··· SUPPLIED DATA ···

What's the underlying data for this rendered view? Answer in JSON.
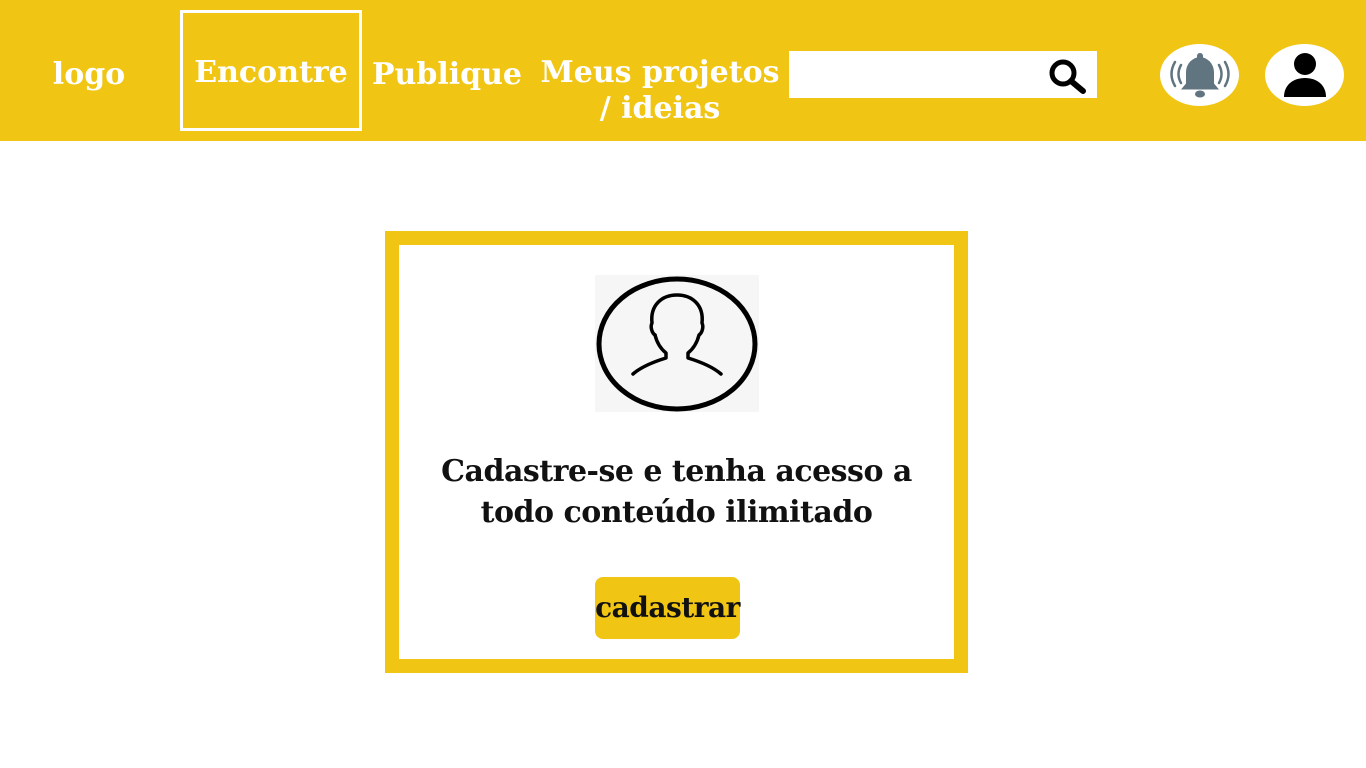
{
  "header": {
    "logo_text": "logo",
    "nav": {
      "encontre": "Encontre",
      "publique": "Publique",
      "meus_projetos_line1": "Meus projetos",
      "meus_projetos_line2": "/ ideias"
    },
    "search": {
      "value": "",
      "placeholder": "",
      "icon": "search-icon"
    },
    "notification_icon": "bell-icon",
    "profile_icon": "user-icon"
  },
  "signup_card": {
    "avatar_icon": "user-avatar-icon",
    "message_line1": "Cadastre-se e tenha acesso a",
    "message_line2": "todo conteúdo ilimitado",
    "button_label": "cadastrar"
  },
  "colors": {
    "accent": "#f0c513",
    "background": "#ffffff",
    "text_dark": "#111111",
    "bell": "#607580"
  }
}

···

#### [THE TASK]
Report the number of lines containing the string "icon" and add nothing to it.

#### [TASK OUTPUT]
4